**PROBLEM STATEMENT**
Note each line that includes the word "испытании". Copy those lines.

● ● ● ● ●

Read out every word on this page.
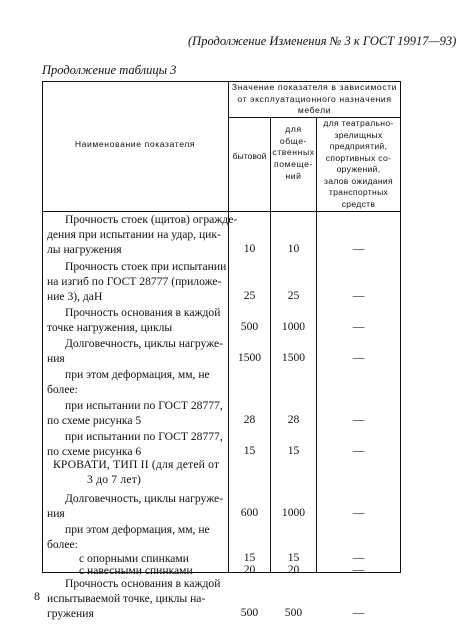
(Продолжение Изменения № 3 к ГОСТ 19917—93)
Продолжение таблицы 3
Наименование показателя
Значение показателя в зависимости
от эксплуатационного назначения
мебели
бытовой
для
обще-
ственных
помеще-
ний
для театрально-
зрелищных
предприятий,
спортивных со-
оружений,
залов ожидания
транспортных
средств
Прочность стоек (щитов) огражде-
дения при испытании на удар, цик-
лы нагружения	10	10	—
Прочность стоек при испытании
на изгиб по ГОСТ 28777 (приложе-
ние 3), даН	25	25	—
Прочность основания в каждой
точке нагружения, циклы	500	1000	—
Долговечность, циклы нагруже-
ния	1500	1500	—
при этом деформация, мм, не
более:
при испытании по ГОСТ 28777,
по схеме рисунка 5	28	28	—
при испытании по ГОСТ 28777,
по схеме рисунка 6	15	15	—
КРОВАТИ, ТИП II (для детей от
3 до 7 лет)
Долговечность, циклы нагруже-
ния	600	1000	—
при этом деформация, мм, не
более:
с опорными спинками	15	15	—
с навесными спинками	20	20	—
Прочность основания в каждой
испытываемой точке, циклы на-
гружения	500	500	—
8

● ● ● ● ●

**SOLUTION**
дения при испытании на удар, цик-
Прочность стоек при испытании
при испытании по ГОСТ 28777,
при испытании по ГОСТ 28777,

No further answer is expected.